### Problem to solve
Each record below should appear again exactly as written.

### Dataset excerpts
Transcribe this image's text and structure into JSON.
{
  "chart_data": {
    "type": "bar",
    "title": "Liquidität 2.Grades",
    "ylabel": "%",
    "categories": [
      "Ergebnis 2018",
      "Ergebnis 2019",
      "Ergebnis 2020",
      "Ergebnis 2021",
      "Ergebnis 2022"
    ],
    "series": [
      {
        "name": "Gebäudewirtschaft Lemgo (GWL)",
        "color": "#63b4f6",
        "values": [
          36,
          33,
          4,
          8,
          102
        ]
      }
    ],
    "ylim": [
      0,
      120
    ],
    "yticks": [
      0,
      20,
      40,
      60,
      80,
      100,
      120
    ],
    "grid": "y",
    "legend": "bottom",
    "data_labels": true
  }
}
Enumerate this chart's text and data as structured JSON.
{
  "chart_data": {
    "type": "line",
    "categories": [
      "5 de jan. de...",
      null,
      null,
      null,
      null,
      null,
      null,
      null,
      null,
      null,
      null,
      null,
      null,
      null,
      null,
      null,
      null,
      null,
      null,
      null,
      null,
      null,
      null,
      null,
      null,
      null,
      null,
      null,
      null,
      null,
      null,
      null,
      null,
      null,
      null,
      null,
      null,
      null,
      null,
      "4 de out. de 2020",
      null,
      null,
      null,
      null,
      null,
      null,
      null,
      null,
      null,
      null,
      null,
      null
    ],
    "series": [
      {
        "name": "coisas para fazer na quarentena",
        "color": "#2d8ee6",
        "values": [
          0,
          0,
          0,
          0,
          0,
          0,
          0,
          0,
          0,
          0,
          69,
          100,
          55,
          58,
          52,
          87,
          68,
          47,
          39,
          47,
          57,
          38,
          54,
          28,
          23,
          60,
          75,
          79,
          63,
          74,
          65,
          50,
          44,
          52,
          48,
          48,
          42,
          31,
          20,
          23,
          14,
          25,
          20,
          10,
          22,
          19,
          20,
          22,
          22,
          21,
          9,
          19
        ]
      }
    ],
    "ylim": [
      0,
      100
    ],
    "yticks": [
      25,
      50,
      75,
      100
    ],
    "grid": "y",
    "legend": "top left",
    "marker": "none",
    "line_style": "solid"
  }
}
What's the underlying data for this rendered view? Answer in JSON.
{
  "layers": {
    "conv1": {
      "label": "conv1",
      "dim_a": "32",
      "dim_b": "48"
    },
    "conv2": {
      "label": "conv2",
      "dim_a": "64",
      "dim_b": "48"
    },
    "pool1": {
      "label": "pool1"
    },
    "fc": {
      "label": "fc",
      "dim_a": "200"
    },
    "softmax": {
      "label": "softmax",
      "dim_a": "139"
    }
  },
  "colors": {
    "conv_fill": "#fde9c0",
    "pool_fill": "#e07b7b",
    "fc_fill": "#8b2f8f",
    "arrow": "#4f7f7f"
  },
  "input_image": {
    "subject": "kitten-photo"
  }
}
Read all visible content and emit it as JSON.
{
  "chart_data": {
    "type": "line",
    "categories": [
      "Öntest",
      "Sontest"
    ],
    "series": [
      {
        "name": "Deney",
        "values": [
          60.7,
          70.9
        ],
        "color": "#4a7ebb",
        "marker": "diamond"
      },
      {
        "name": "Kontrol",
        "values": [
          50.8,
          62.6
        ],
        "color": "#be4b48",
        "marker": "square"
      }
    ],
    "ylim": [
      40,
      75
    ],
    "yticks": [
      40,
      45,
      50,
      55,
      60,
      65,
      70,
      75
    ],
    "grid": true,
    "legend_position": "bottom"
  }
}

### Answer in full
Transcribe this image's text and structure into JSON.
{
  "chart_data": {
    "type": "bar",
    "title": "Liquidität 2.Grades",
    "ylabel": "%",
    "categories": [
      "Ergebnis 2018",
      "Ergebnis 2019",
      "Ergebnis 2020",
      "Ergebnis 2021",
      "Ergebnis 2022"
    ],
    "series": [
      {
        "name": "Gebäudewirtschaft Lemgo (GWL)",
        "color": "#63b4f6",
        "values": [
          36,
          33,
          4,
          8,
          102
        ]
      }
    ],
    "ylim": [
      0,
      120
    ],
    "yticks": [
      0,
      20,
      40,
      60,
      80,
      100,
      120
    ],
    "grid": "y",
    "legend": "bottom",
    "data_labels": true
  }
}
Enumerate this chart's text and data as structured JSON.
{
  "chart_data": {
    "type": "line",
    "categories": [
      "5 de jan. de...",
      null,
      null,
      null,
      null,
      null,
      null,
      null,
      null,
      null,
      null,
      null,
      null,
      null,
      null,
      null,
      null,
      null,
      null,
      null,
      null,
      null,
      null,
      null,
      null,
      null,
      null,
      null,
      null,
      null,
      null,
      null,
      null,
      null,
      null,
      null,
      null,
      null,
      null,
      "4 de out. de 2020",
      null,
      null,
      null,
      null,
      null,
      null,
      null,
      null,
      null,
      null,
      null,
      null
    ],
    "series": [
      {
        "name": "coisas para fazer na quarentena",
        "color": "#2d8ee6",
        "values": [
          0,
          0,
          0,
          0,
          0,
          0,
          0,
          0,
          0,
          0,
          69,
          100,
          55,
          58,
          52,
          87,
          68,
          47,
          39,
          47,
          57,
          38,
          54,
          28,
          23,
          60,
          75,
          79,
          63,
          74,
          65,
          50,
          44,
          52,
          48,
          48,
          42,
          31,
          20,
          23,
          14,
          25,
          20,
          10,
          22,
          19,
          20,
          22,
          22,
          21,
          9,
          19
        ]
      }
    ],
    "ylim": [
      0,
      100
    ],
    "yticks": [
      25,
      50,
      75,
      100
    ],
    "grid": "y",
    "legend": "top left",
    "marker": "none",
    "line_style": "solid"
  }
}
What's the underlying data for this rendered view? Answer in JSON.
{
  "layers": {
    "conv1": {
      "label": "conv1",
      "dim_a": "32",
      "dim_b": "48"
    },
    "conv2": {
      "label": "conv2",
      "dim_a": "64",
      "dim_b": "48"
    },
    "pool1": {
      "label": "pool1"
    },
    "fc": {
      "label": "fc",
      "dim_a": "200"
    },
    "softmax": {
      "label": "softmax",
      "dim_a": "139"
    }
  },
  "colors": {
    "conv_fill": "#fde9c0",
    "pool_fill": "#e07b7b",
    "fc_fill": "#8b2f8f",
    "arrow": "#4f7f7f"
  },
  "input_image": {
    "subject": "kitten-photo"
  }
}
Read all visible content and emit it as JSON.
{
  "chart_data": {
    "type": "line",
    "categories": [
      "Öntest",
      "Sontest"
    ],
    "series": [
      {
        "name": "Deney",
        "values": [
          60.7,
          70.9
        ],
        "color": "#4a7ebb",
        "marker": "diamond"
      },
      {
        "name": "Kontrol",
        "values": [
          50.8,
          62.6
        ],
        "color": "#be4b48",
        "marker": "square"
      }
    ],
    "ylim": [
      40,
      75
    ],
    "yticks": [
      40,
      45,
      50,
      55,
      60,
      65,
      70,
      75
    ],
    "grid": true,
    "legend_position": "bottom"
  }
}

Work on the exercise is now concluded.